> PROBLEM REQUIREMENTS
Retype all of the listing exactly, passing over any picture you find.

> ENTRIES
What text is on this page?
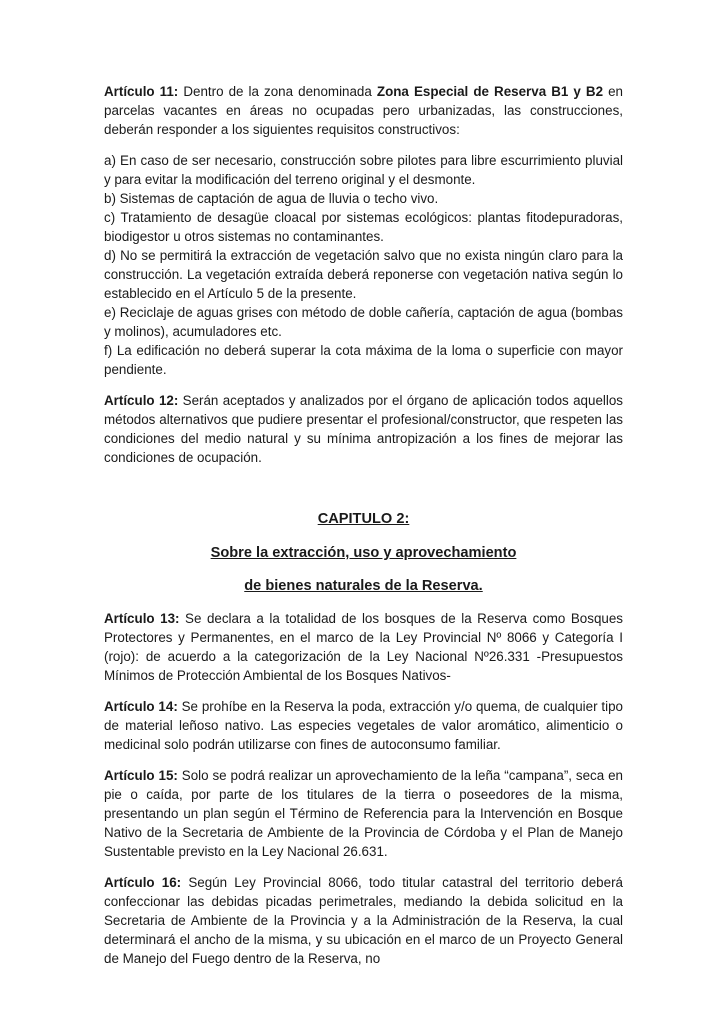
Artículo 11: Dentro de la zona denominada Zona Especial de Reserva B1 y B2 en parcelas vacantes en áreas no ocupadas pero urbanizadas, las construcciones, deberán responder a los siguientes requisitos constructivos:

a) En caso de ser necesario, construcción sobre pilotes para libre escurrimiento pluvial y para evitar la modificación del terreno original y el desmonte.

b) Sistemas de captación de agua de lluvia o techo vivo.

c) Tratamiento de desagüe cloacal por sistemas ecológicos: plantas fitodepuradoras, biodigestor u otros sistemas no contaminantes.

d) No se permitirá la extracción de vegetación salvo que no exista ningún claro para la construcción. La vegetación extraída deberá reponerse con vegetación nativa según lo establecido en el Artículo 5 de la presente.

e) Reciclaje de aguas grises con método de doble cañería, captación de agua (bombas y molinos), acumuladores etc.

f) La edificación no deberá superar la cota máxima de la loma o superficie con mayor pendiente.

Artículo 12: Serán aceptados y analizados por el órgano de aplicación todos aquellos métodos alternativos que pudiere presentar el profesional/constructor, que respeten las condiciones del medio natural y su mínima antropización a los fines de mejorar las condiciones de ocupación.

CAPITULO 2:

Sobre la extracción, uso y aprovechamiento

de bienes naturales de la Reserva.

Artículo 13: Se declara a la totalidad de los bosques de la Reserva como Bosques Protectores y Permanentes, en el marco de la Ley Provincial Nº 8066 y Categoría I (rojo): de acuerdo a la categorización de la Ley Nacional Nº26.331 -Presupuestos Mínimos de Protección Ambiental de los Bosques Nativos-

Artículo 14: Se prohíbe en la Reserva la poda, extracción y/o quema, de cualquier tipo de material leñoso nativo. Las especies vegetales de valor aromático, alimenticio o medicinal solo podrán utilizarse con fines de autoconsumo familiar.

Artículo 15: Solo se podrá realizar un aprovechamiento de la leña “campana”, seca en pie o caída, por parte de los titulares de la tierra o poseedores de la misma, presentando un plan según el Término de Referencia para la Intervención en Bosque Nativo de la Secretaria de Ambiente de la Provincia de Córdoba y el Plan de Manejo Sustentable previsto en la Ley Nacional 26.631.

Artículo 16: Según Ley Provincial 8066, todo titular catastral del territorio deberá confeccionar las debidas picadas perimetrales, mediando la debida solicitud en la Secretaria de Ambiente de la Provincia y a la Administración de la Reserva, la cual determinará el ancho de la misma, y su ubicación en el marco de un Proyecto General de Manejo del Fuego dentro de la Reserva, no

> SOLUTION TO THIS PROBLEM
What text is on this page?
Artículo 11: Dentro de la zona denominada Zona Especial de Reserva B1 y B2 en parcelas vacantes en áreas no ocupadas pero urbanizadas, las construcciones, deberán responder a los siguientes requisitos constructivos:

a) En caso de ser necesario, construcción sobre pilotes para libre escurrimiento pluvial y para evitar la modificación del terreno original y el desmonte.

b) Sistemas de captación de agua de lluvia o techo vivo.

c) Tratamiento de desagüe cloacal por sistemas ecológicos: plantas fitodepuradoras, biodigestor u otros sistemas no contaminantes.

d) No se permitirá la extracción de vegetación salvo que no exista ningún claro para la construcción. La vegetación extraída deberá reponerse con vegetación nativa según lo establecido en el Artículo 5 de la presente.

e) Reciclaje de aguas grises con método de doble cañería, captación de agua (bombas y molinos), acumuladores etc.

f) La edificación no deberá superar la cota máxima de la loma o superficie con mayor pendiente.

Artículo 12: Serán aceptados y analizados por el órgano de aplicación todos aquellos métodos alternativos que pudiere presentar el profesional/constructor, que respeten las condiciones del medio natural y su mínima antropización a los fines de mejorar las condiciones de ocupación.

CAPITULO 2:

Sobre la extracción, uso y aprovechamiento

de bienes naturales de la Reserva.

Artículo 13: Se declara a la totalidad de los bosques de la Reserva como Bosques Protectores y Permanentes, en el marco de la Ley Provincial Nº 8066 y Categoría I (rojo): de acuerdo a la categorización de la Ley Nacional Nº26.331 -Presupuestos Mínimos de Protección Ambiental de los Bosques Nativos-

Artículo 14: Se prohíbe en la Reserva la poda, extracción y/o quema, de cualquier tipo de material leñoso nativo. Las especies vegetales de valor aromático, alimenticio o medicinal solo podrán utilizarse con fines de autoconsumo familiar.

Artículo 15: Solo se podrá realizar un aprovechamiento de la leña “campana”, seca en pie o caída, por parte de los titulares de la tierra o poseedores de la misma, presentando un plan según el Término de Referencia para la Intervención en Bosque Nativo de la Secretaria de Ambiente de la Provincia de Córdoba y el Plan de Manejo Sustentable previsto en la Ley Nacional 26.631.

Artículo 16: Según Ley Provincial 8066, todo titular catastral del territorio deberá confeccionar las debidas picadas perimetrales, mediando la debida solicitud en la Secretaria de Ambiente de la Provincia y a la Administración de la Reserva, la cual determinará el ancho de la misma, y su ubicación en el marco de un Proyecto General de Manejo del Fuego dentro de la Reserva, no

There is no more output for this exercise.